§ **STATED GOAL**
Pick every line with "sosial" from the material below.

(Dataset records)
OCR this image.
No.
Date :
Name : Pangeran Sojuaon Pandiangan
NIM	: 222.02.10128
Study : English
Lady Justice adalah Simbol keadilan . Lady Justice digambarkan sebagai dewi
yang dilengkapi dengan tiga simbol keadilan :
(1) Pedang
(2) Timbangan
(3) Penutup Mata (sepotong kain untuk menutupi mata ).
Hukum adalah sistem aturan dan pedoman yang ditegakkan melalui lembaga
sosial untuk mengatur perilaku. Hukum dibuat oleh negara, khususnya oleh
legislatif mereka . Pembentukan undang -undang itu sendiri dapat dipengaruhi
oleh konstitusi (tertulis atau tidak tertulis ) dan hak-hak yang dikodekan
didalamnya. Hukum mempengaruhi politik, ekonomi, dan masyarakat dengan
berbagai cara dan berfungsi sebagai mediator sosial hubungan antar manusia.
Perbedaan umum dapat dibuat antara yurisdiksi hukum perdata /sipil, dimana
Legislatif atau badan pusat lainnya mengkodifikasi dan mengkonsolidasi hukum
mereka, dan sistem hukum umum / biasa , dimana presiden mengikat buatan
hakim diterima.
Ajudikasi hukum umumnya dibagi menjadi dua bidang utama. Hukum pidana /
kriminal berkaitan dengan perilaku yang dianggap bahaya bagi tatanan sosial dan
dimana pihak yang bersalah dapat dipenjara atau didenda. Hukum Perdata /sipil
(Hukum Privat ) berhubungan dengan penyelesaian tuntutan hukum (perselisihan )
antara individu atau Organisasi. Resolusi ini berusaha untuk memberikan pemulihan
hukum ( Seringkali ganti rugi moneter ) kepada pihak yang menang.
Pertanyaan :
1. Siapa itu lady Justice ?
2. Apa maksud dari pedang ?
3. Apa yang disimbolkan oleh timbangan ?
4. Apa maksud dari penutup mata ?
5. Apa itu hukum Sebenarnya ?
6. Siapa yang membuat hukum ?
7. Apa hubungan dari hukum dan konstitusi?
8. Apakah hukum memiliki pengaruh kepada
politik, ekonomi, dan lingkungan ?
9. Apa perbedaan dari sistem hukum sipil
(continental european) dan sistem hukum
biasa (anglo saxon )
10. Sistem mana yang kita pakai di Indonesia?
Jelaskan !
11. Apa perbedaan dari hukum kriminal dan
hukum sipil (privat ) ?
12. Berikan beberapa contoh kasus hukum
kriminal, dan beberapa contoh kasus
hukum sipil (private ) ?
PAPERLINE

§ **WRITTEN ANSWER**
sosial untuk mengatur perilaku. Hukum dibuat oleh negara, khususnya oleh
berbagai cara dan berfungsi sebagai mediator sosial hubungan antar manusia.
kriminal berkaitan dengan perilaku yang dianggap bahaya bagi tatanan sosial dan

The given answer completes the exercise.